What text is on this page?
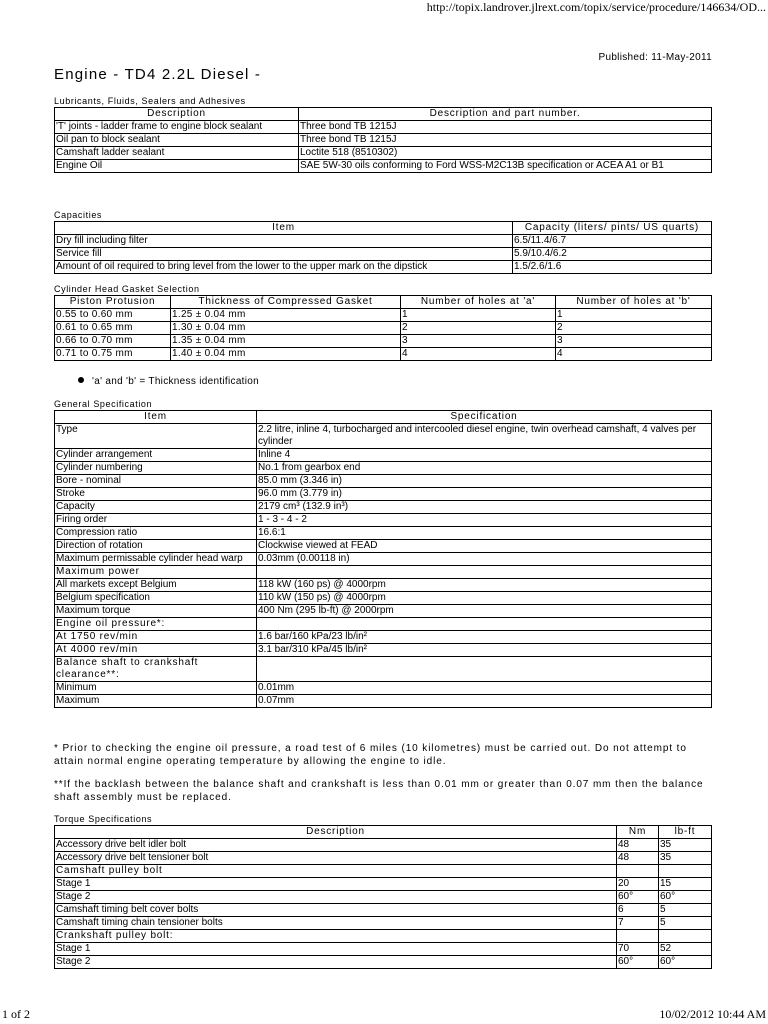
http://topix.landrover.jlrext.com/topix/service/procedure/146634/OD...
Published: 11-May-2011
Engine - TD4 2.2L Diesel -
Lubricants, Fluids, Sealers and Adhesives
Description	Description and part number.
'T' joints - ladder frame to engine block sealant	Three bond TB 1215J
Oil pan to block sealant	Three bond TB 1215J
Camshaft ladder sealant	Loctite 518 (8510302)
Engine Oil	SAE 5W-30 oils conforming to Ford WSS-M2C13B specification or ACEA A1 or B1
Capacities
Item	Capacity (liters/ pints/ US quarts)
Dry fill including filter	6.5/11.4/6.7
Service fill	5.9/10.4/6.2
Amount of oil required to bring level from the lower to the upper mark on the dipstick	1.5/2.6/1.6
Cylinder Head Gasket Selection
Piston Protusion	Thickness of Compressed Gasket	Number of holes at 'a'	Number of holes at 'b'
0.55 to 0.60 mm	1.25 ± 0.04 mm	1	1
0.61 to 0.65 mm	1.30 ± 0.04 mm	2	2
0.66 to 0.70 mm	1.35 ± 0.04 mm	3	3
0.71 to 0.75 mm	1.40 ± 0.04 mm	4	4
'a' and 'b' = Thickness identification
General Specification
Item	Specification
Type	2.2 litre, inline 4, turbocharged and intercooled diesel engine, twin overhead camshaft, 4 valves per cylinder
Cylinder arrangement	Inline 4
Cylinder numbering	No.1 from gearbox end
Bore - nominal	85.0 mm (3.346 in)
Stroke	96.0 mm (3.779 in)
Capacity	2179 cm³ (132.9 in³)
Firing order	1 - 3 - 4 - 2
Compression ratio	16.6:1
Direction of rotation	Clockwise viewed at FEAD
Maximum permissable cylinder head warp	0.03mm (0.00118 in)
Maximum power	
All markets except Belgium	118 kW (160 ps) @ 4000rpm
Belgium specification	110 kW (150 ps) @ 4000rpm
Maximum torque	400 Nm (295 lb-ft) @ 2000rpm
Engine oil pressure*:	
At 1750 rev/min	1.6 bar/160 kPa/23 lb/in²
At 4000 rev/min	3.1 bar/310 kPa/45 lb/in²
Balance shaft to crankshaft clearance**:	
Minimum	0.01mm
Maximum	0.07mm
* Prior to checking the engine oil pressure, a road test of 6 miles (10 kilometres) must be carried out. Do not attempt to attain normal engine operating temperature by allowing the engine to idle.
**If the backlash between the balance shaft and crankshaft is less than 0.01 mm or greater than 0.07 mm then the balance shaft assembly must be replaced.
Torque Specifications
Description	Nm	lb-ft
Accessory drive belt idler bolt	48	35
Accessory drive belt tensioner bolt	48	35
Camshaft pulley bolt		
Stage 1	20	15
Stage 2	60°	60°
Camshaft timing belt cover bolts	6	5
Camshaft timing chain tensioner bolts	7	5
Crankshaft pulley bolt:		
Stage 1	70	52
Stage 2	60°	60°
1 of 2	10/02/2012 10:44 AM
□ □ □ □ □
-- What is being asked --
List all lines where "Stage" occurs.

-- Answer to the exercise --
Stage 1	20	15
Stage 2	60°	60°
Stage 1	70	52
Stage 2	60°	60°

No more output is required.